- TASK STATEMENT
Locate each line with the string "登云即进之于朝" in the listing below and copy it.

- PROVIDED RECORDS
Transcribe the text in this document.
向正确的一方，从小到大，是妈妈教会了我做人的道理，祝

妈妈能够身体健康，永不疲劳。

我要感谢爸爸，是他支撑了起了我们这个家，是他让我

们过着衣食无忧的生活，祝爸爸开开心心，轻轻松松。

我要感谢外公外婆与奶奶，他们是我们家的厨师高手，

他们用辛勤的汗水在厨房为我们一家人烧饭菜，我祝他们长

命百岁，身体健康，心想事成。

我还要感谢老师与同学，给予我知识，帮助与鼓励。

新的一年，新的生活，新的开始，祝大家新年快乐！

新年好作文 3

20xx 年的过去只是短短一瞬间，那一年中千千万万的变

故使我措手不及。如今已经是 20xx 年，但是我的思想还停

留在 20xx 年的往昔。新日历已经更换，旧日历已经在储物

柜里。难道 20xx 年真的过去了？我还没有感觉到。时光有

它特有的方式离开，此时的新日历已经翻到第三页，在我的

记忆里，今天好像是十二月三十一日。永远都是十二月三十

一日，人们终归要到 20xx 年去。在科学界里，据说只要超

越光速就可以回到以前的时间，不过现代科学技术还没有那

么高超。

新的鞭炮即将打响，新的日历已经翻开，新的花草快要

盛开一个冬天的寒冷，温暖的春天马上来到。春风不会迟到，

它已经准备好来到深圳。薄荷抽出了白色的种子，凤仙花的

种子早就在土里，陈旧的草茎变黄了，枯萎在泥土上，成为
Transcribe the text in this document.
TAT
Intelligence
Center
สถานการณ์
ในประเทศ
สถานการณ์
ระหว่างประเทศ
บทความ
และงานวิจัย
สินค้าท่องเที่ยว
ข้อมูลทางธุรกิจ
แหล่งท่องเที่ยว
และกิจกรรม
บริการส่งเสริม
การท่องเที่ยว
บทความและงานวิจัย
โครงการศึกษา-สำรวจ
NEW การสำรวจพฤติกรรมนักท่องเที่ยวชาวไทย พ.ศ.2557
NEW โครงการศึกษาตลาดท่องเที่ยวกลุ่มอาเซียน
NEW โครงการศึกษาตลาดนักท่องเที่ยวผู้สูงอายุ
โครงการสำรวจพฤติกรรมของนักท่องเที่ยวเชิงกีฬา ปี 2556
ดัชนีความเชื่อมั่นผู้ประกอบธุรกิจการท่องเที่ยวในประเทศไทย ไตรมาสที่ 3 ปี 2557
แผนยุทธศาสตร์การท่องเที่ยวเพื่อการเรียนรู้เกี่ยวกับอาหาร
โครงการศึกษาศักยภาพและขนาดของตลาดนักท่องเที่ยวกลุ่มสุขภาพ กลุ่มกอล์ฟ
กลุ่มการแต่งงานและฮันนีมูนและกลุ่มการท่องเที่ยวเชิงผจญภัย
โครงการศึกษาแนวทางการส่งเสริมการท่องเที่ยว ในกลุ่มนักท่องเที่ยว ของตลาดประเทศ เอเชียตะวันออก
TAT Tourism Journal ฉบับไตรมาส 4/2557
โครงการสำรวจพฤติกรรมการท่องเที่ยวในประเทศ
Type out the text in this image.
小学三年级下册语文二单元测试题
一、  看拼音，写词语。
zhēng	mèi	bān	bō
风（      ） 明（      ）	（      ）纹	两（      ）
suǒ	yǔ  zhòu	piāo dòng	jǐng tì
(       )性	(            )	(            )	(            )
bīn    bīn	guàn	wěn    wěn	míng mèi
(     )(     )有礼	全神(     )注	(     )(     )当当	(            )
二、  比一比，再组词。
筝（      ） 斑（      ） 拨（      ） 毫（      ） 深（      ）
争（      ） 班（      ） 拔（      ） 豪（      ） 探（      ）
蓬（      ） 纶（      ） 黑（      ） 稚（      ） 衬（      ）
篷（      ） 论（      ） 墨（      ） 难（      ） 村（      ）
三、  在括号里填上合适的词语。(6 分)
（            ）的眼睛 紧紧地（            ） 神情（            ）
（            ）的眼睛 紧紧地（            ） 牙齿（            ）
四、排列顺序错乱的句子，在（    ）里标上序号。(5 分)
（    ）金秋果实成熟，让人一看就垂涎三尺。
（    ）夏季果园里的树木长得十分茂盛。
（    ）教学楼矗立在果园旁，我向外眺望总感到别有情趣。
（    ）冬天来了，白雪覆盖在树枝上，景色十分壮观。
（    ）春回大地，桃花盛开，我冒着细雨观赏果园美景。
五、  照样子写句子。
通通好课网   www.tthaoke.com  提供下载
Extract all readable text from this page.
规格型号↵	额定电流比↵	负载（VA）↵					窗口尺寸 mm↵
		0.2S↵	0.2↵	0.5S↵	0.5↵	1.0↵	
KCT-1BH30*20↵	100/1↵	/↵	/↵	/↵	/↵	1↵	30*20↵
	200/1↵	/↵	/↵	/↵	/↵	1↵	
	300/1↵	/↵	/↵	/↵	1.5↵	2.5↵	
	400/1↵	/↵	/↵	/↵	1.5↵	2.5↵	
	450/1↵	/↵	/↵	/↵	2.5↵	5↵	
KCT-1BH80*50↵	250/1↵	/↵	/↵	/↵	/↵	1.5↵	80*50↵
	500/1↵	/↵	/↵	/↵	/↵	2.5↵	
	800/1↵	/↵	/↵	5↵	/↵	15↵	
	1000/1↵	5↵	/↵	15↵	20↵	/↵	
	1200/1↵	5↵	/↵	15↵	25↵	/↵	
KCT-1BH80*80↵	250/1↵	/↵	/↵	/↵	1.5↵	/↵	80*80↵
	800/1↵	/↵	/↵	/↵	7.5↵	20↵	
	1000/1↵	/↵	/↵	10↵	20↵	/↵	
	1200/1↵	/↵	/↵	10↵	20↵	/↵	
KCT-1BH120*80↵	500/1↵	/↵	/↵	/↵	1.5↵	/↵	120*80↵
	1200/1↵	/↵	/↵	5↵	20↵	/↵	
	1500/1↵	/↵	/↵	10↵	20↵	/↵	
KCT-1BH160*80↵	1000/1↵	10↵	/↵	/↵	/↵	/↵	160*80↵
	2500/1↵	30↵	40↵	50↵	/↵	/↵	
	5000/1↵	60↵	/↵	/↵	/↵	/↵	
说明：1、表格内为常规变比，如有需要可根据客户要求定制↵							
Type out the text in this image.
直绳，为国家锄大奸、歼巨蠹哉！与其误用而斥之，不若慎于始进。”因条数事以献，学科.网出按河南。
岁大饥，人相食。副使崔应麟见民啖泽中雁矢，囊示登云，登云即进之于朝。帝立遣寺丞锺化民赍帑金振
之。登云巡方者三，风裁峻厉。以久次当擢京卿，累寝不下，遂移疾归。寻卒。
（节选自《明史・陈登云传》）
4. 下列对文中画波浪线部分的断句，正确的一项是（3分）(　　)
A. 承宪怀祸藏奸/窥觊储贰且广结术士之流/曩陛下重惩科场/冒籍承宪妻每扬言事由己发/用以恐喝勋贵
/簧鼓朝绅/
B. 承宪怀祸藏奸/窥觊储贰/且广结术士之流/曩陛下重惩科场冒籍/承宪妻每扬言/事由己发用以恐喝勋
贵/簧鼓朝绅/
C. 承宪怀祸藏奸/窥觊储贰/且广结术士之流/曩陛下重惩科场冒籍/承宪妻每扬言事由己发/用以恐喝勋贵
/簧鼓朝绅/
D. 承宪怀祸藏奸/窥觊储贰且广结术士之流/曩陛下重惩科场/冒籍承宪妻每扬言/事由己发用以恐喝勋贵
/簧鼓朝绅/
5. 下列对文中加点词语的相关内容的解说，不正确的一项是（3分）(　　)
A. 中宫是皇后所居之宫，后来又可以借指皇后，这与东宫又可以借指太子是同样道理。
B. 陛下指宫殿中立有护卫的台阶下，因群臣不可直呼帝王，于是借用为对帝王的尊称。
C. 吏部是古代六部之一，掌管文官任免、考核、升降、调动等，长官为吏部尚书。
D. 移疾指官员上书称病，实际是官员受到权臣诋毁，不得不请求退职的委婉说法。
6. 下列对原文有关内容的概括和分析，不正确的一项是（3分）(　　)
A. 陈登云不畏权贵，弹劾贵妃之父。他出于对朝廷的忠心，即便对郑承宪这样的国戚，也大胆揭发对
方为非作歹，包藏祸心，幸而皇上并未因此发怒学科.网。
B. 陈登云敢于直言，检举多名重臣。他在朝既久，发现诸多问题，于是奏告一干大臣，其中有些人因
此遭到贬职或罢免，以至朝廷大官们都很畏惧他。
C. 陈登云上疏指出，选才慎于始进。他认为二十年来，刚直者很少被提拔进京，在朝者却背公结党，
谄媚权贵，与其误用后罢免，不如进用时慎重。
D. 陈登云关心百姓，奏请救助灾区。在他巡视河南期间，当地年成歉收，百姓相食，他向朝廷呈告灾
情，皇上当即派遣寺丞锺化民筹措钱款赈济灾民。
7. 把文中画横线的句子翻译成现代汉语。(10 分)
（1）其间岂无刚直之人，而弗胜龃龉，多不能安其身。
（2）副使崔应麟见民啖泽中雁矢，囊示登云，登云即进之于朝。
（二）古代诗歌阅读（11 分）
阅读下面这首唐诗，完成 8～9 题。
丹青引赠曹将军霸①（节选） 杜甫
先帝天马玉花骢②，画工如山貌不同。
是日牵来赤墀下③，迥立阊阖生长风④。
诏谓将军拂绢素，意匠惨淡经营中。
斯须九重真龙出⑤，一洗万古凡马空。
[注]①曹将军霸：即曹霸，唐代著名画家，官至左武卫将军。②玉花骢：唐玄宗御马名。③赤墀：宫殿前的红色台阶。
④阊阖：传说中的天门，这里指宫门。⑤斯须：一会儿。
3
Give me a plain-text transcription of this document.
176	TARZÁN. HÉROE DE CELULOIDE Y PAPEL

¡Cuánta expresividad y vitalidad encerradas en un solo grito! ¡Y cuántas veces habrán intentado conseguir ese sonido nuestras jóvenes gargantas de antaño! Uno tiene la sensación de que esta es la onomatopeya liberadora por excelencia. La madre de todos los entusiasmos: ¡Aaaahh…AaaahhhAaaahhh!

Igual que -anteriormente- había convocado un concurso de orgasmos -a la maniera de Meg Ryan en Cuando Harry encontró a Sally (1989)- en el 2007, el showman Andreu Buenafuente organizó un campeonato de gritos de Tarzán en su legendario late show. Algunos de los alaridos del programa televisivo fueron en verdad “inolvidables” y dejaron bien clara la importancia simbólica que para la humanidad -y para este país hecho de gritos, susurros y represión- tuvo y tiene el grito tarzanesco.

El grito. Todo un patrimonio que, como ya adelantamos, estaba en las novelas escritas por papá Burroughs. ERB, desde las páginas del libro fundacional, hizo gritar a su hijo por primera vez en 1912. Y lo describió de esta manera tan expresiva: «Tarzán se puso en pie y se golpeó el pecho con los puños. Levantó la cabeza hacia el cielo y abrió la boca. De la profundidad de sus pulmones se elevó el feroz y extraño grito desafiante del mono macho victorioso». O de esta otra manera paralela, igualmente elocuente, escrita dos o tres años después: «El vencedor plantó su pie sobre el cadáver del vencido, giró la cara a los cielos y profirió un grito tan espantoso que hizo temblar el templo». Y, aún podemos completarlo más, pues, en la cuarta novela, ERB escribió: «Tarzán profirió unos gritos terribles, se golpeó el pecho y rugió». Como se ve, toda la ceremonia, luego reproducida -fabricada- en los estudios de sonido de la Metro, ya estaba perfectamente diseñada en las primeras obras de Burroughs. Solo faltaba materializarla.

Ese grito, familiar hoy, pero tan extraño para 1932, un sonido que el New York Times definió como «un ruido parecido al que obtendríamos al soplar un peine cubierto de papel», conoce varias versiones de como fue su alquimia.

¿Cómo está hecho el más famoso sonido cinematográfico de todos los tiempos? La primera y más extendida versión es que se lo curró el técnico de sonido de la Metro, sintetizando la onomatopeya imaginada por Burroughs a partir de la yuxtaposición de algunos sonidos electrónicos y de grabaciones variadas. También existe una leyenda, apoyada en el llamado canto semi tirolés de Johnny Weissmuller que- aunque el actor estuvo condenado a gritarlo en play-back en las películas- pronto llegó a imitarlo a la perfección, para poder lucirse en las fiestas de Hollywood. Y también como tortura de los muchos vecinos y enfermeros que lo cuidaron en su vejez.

- THE COMPLETED TASK
岁大饥，人相食。副使崔应麟见民啖泽中雁矢，囊示登云，登云即进之于朝。帝立遣寺丞锺化民赍帑金振
（2）副使崔应麟见民啖泽中雁矢，囊示登云，登云即进之于朝。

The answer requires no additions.